■ OBJECTIVE ■
Tally the lines that contain "ylabel" and report the total alone.
= = = =
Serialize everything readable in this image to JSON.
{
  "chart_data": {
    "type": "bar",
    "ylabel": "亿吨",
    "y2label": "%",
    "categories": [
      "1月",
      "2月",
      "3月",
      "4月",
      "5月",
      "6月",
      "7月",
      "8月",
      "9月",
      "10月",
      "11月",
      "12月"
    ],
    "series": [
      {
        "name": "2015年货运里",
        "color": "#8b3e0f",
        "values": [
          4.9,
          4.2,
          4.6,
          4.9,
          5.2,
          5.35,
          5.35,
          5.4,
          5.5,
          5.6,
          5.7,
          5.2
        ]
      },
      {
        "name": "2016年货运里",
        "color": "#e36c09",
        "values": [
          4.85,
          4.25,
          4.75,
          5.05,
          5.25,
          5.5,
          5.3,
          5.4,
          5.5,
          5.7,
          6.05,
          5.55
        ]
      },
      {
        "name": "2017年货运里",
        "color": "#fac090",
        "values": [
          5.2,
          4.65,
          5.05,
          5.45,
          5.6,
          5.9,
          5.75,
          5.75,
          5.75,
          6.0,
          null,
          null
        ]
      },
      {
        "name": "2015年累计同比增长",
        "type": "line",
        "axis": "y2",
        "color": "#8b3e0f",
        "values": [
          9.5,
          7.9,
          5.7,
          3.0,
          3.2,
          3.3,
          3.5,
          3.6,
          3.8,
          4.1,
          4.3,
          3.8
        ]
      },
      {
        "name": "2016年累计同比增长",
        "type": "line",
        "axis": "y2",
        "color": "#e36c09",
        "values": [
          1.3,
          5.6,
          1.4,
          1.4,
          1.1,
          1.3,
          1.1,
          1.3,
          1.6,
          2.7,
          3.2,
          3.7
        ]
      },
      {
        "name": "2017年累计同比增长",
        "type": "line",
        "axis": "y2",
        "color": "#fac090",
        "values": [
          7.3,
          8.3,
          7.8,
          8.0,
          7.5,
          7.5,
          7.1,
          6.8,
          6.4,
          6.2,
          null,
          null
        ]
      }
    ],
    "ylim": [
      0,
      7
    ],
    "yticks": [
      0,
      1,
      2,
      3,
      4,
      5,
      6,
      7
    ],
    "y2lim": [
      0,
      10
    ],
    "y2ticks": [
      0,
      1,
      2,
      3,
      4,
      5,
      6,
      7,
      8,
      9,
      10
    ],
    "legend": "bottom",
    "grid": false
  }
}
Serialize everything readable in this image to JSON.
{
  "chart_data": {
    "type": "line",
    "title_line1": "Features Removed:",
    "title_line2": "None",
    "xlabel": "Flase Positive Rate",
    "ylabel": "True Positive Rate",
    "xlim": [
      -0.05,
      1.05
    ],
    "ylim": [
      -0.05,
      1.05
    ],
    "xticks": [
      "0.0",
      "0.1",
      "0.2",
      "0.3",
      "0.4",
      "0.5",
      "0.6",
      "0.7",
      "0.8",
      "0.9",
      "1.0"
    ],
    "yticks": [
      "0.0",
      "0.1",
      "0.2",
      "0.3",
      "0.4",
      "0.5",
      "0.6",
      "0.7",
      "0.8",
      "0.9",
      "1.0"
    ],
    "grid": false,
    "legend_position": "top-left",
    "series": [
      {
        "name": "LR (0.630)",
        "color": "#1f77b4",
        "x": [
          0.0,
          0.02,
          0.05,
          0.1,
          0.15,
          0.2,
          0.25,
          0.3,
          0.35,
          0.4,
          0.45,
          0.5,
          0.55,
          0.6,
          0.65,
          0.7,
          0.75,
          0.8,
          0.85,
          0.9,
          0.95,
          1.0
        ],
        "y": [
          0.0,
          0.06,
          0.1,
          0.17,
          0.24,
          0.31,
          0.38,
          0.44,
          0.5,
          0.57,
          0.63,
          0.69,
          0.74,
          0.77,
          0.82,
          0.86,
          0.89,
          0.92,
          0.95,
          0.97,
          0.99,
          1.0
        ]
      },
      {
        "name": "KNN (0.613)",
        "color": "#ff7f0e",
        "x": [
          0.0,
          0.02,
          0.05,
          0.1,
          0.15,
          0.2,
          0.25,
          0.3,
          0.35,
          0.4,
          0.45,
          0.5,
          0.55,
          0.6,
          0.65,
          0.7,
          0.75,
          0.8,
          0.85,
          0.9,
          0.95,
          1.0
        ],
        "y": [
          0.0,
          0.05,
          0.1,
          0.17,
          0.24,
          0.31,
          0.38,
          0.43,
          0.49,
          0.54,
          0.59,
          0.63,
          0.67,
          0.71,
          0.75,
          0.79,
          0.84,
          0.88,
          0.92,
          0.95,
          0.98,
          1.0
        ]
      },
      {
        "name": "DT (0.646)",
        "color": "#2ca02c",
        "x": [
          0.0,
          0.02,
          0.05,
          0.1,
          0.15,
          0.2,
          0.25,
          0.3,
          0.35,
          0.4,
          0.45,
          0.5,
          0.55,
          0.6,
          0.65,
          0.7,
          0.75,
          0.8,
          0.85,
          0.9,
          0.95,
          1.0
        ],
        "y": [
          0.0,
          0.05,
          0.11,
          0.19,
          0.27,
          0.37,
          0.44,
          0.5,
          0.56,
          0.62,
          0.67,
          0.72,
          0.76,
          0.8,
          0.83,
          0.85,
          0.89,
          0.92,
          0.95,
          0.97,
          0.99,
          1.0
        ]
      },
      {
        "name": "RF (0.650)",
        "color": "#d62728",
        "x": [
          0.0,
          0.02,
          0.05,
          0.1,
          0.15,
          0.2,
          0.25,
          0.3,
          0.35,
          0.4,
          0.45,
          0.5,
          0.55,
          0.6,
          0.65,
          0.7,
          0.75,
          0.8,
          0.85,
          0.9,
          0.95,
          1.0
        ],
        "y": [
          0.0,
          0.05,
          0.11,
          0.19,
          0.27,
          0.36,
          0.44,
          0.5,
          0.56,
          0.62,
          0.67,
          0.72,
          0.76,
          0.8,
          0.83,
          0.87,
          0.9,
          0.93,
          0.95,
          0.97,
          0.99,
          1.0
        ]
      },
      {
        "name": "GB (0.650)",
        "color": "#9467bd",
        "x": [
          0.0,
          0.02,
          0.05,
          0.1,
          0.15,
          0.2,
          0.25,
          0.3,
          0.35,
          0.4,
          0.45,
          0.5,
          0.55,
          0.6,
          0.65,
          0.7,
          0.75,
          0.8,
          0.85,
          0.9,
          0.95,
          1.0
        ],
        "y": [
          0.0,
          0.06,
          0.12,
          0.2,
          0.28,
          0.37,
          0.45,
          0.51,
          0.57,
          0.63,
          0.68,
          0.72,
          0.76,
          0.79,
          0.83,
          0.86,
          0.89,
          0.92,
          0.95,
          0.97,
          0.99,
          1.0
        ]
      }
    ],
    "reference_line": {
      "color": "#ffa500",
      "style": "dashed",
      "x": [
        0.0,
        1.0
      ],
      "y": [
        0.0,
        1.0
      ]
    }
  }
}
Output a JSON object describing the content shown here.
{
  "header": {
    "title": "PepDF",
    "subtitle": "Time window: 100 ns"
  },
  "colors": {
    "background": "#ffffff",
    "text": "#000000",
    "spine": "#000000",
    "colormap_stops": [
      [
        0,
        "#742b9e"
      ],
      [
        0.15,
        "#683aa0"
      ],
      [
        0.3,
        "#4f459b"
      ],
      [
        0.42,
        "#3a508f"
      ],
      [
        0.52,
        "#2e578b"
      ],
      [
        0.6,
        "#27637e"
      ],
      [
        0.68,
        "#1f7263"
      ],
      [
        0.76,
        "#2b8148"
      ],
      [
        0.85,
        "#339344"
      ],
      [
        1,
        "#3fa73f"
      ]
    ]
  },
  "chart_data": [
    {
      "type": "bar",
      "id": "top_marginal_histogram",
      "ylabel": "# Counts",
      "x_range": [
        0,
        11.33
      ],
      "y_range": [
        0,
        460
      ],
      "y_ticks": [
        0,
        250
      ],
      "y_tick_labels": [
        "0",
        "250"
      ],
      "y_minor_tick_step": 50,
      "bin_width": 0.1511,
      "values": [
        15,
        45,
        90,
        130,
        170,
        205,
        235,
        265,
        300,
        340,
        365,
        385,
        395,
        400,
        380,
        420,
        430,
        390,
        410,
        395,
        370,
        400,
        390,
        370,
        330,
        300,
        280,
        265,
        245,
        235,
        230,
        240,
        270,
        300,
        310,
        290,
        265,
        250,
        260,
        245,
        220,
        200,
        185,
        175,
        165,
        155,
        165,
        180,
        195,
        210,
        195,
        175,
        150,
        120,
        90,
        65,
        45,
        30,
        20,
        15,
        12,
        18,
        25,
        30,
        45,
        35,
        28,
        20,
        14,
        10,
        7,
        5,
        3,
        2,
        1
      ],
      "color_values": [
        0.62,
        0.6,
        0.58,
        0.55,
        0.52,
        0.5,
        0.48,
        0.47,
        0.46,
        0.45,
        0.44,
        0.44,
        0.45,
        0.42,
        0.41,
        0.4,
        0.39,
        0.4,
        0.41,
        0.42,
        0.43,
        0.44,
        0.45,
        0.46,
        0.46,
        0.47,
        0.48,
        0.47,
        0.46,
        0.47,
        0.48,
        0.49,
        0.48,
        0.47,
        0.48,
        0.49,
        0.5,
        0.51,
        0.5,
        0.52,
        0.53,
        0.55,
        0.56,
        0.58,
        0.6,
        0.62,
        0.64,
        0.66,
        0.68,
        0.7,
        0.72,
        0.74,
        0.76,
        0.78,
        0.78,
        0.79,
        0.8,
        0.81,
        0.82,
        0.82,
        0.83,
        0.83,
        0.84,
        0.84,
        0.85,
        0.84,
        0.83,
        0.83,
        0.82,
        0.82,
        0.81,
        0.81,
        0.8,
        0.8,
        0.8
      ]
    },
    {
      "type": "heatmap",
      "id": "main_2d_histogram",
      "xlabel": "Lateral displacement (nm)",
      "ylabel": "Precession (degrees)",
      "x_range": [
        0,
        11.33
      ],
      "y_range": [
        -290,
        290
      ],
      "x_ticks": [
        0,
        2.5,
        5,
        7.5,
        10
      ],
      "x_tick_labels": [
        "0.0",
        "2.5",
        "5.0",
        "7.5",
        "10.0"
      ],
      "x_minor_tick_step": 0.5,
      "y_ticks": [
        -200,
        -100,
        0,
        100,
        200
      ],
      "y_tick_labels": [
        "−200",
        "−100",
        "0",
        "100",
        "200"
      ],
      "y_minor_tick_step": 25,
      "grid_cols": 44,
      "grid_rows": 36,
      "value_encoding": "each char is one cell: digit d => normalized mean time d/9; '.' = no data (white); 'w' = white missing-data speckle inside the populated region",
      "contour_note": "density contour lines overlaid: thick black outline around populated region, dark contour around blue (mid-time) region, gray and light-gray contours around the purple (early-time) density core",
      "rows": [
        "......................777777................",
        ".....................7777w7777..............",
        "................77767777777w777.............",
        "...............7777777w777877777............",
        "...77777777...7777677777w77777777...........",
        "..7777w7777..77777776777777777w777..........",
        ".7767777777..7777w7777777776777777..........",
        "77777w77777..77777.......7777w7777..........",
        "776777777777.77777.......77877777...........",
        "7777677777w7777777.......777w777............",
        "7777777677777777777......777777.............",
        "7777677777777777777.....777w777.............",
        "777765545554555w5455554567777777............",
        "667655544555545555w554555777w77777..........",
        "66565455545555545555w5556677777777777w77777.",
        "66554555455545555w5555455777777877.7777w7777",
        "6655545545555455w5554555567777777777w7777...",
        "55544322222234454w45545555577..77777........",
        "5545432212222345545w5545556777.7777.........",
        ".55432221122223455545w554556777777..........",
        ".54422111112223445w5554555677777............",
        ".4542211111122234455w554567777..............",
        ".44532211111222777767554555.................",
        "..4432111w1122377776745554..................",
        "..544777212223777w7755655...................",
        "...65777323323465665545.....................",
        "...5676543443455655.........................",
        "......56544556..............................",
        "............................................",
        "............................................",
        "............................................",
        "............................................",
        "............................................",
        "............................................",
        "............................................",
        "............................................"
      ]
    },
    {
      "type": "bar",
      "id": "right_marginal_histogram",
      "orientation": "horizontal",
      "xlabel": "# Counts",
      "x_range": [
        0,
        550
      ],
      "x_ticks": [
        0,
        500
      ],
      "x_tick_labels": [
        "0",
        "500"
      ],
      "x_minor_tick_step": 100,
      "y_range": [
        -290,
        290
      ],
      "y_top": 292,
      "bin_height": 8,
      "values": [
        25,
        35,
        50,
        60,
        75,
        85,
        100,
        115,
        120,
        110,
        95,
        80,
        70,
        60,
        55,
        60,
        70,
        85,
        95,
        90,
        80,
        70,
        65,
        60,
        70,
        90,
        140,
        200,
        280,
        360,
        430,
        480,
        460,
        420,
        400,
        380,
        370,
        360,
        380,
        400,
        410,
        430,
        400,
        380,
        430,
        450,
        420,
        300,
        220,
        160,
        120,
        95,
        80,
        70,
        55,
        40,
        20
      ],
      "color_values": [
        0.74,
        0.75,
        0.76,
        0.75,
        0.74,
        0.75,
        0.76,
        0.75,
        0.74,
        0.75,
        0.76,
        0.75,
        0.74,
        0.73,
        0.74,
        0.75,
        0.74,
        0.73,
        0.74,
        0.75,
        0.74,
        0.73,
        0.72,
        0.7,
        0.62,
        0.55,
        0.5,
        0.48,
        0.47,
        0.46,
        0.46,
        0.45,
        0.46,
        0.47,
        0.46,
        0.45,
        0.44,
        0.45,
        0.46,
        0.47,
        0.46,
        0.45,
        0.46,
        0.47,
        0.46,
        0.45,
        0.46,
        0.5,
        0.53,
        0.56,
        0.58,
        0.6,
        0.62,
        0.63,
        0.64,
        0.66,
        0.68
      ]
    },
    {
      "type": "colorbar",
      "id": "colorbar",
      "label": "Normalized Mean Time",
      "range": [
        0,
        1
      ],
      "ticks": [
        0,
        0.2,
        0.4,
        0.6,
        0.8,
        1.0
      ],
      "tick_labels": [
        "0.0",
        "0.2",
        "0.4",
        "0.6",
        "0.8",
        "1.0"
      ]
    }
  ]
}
= = = =
■ THE SOLUTION ■
4